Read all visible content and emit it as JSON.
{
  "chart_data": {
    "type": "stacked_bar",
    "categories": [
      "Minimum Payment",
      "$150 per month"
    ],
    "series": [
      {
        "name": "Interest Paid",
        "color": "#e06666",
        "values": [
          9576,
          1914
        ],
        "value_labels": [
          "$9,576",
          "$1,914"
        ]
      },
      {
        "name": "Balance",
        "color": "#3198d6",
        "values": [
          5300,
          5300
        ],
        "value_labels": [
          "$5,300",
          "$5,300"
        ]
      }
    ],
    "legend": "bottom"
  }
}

━━━━━━━━━━

• What is asked: Retype every record above exactly as it appears.

• Worked solution:
Read all visible content and emit it as JSON.
{
  "chart_data": {
    "type": "stacked_bar",
    "categories": [
      "Minimum Payment",
      "$150 per month"
    ],
    "series": [
      {
        "name": "Interest Paid",
        "color": "#e06666",
        "values": [
          9576,
          1914
        ],
        "value_labels": [
          "$9,576",
          "$1,914"
        ]
      },
      {
        "name": "Balance",
        "color": "#3198d6",
        "values": [
          5300,
          5300
        ],
        "value_labels": [
          "$5,300",
          "$5,300"
        ]
      }
    ],
    "legend": "bottom"
  }
}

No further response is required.